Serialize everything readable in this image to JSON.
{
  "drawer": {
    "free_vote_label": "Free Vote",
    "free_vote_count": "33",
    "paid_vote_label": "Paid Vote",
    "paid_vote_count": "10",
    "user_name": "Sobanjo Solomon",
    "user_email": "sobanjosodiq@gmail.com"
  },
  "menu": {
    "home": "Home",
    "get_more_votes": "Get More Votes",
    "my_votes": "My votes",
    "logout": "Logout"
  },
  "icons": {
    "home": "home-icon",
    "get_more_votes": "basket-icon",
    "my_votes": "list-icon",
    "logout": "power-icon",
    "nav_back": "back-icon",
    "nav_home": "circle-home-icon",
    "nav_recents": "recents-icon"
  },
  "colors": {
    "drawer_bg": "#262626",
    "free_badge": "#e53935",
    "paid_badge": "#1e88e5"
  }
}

---*---

### Challenge
Write out the whole listing again, exactly as it stands.

### Output for this task
Serialize everything readable in this image to JSON.
{
  "drawer": {
    "free_vote_label": "Free Vote",
    "free_vote_count": "33",
    "paid_vote_label": "Paid Vote",
    "paid_vote_count": "10",
    "user_name": "Sobanjo Solomon",
    "user_email": "sobanjosodiq@gmail.com"
  },
  "menu": {
    "home": "Home",
    "get_more_votes": "Get More Votes",
    "my_votes": "My votes",
    "logout": "Logout"
  },
  "icons": {
    "home": "home-icon",
    "get_more_votes": "basket-icon",
    "my_votes": "list-icon",
    "logout": "power-icon",
    "nav_back": "back-icon",
    "nav_home": "circle-home-icon",
    "nav_recents": "recents-icon"
  },
  "colors": {
    "drawer_bg": "#262626",
    "free_badge": "#e53935",
    "paid_badge": "#1e88e5"
  }
}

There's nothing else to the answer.